Every line that includes the word "bodies" is to be listed.

=======

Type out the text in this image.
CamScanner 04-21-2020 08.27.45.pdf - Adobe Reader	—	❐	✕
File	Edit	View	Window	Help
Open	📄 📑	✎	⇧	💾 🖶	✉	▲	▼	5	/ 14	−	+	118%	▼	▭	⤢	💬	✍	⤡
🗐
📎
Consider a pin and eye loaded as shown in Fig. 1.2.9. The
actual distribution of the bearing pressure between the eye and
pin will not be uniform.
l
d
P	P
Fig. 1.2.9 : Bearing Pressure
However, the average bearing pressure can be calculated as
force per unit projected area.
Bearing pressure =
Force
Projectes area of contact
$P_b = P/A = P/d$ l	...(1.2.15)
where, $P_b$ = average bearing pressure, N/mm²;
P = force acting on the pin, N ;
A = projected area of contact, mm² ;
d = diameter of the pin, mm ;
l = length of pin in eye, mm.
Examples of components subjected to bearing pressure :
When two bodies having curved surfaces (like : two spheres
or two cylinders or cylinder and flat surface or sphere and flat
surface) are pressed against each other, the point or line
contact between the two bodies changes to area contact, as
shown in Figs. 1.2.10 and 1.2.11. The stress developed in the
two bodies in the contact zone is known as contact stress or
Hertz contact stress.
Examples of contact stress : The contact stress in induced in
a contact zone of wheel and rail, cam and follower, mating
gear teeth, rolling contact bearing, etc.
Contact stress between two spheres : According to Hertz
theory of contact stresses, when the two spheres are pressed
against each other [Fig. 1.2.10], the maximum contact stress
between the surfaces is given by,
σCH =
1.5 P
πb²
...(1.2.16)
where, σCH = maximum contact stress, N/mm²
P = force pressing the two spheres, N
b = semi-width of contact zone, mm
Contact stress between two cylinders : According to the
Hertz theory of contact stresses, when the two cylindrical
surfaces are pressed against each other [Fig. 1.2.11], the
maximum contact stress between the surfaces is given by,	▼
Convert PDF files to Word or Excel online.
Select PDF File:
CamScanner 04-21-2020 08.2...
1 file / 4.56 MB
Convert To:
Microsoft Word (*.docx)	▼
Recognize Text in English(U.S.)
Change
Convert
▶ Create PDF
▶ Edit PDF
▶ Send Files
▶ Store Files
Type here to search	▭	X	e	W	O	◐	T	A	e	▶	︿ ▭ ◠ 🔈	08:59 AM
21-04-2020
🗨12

=======

• _THE RESULT_
When two bodies having curved surfaces (like : two spheres
contact between the two bodies changes to area contact, as
two bodies in the contact zone is known as contact stress or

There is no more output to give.